**What you have to do:** Exclude the pictures, then repeat the remaining data exactly.

Records from a data source
──────

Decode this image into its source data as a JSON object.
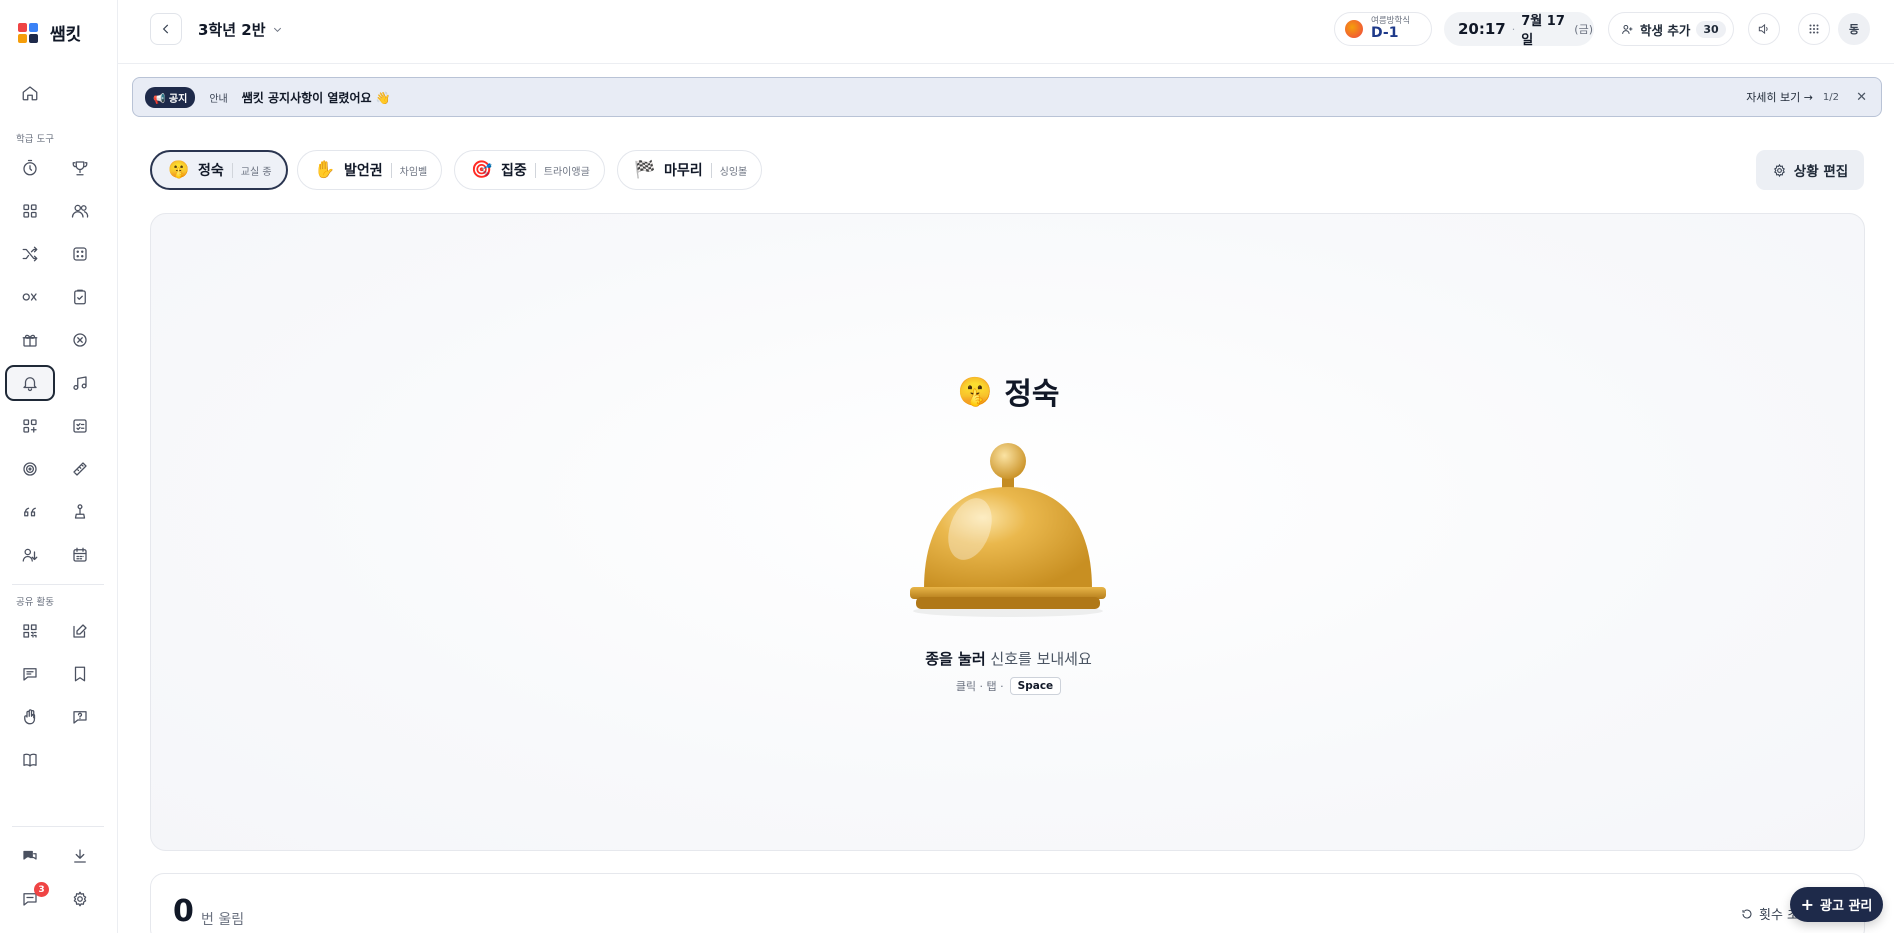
{
  "brand": {
    "name": "쌤킷"
  },
  "sidebar": {
    "section_tools": "학급 도구",
    "section_shared": "공유 활동",
    "chat_badge": "3"
  },
  "header": {
    "class_name": "3학년 2반",
    "dday_label": "여름방학식",
    "dday_value": "D-1",
    "time": "20:17",
    "date": "7월 17일",
    "day_of_week": "(금)",
    "add_student_label": "학생 추가",
    "student_count": "30",
    "avatar_initial": "동"
  },
  "notice": {
    "tag": "📢 공지",
    "kind": "안내",
    "text": "쌤킷 공지사항이 열렸어요 👋",
    "more": "자세히 보기 →",
    "page": "1/2",
    "close": "✕"
  },
  "tabs": [
    {
      "emoji": "🤫",
      "label": "정숙",
      "sub": "교실 종"
    },
    {
      "emoji": "✋",
      "label": "발언권",
      "sub": "차임벨"
    },
    {
      "emoji": "🎯",
      "label": "집중",
      "sub": "트라이앵글"
    },
    {
      "emoji": "🏁",
      "label": "마무리",
      "sub": "싱잉볼"
    }
  ],
  "edit_button": "상황 편집",
  "stage": {
    "emoji": "🤫",
    "title": "정숙",
    "cta_bold": "종을 눌러",
    "cta_rest": " 신호를 보내세요",
    "hint": "클릭 · 탭 ·",
    "key": "Space"
  },
  "counter": {
    "value": "0",
    "unit": "번 울림",
    "reset": "횟수 초"
  },
  "ad_button": "광고 관리",
  "colors": {
    "accent_dark": "#1e2a4a",
    "bell_gold": "#e0aa3c",
    "badge_red": "#ef4444"
  }
}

──────

**Reply to the exercise:**
Decode this image into its source data as a JSON object.
{
  "brand": {
    "name": "쌤킷"
  },
  "sidebar": {
    "section_tools": "학급 도구",
    "section_shared": "공유 활동",
    "chat_badge": "3"
  },
  "header": {
    "class_name": "3학년 2반",
    "dday_label": "여름방학식",
    "dday_value": "D-1",
    "time": "20:17",
    "date": "7월 17일",
    "day_of_week": "(금)",
    "add_student_label": "학생 추가",
    "student_count": "30",
    "avatar_initial": "동"
  },
  "notice": {
    "tag": "📢 공지",
    "kind": "안내",
    "text": "쌤킷 공지사항이 열렸어요 👋",
    "more": "자세히 보기 →",
    "page": "1/2",
    "close": "✕"
  },
  "tabs": [
    {
      "emoji": "🤫",
      "label": "정숙",
      "sub": "교실 종"
    },
    {
      "emoji": "✋",
      "label": "발언권",
      "sub": "차임벨"
    },
    {
      "emoji": "🎯",
      "label": "집중",
      "sub": "트라이앵글"
    },
    {
      "emoji": "🏁",
      "label": "마무리",
      "sub": "싱잉볼"
    }
  ],
  "edit_button": "상황 편집",
  "stage": {
    "emoji": "🤫",
    "title": "정숙",
    "cta_bold": "종을 눌러",
    "cta_rest": " 신호를 보내세요",
    "hint": "클릭 · 탭 ·",
    "key": "Space"
  },
  "counter": {
    "value": "0",
    "unit": "번 울림",
    "reset": "횟수 초"
  },
  "ad_button": "광고 관리",
  "colors": {
    "accent_dark": "#1e2a4a",
    "bell_gold": "#e0aa3c",
    "badge_red": "#ef4444"
  }
}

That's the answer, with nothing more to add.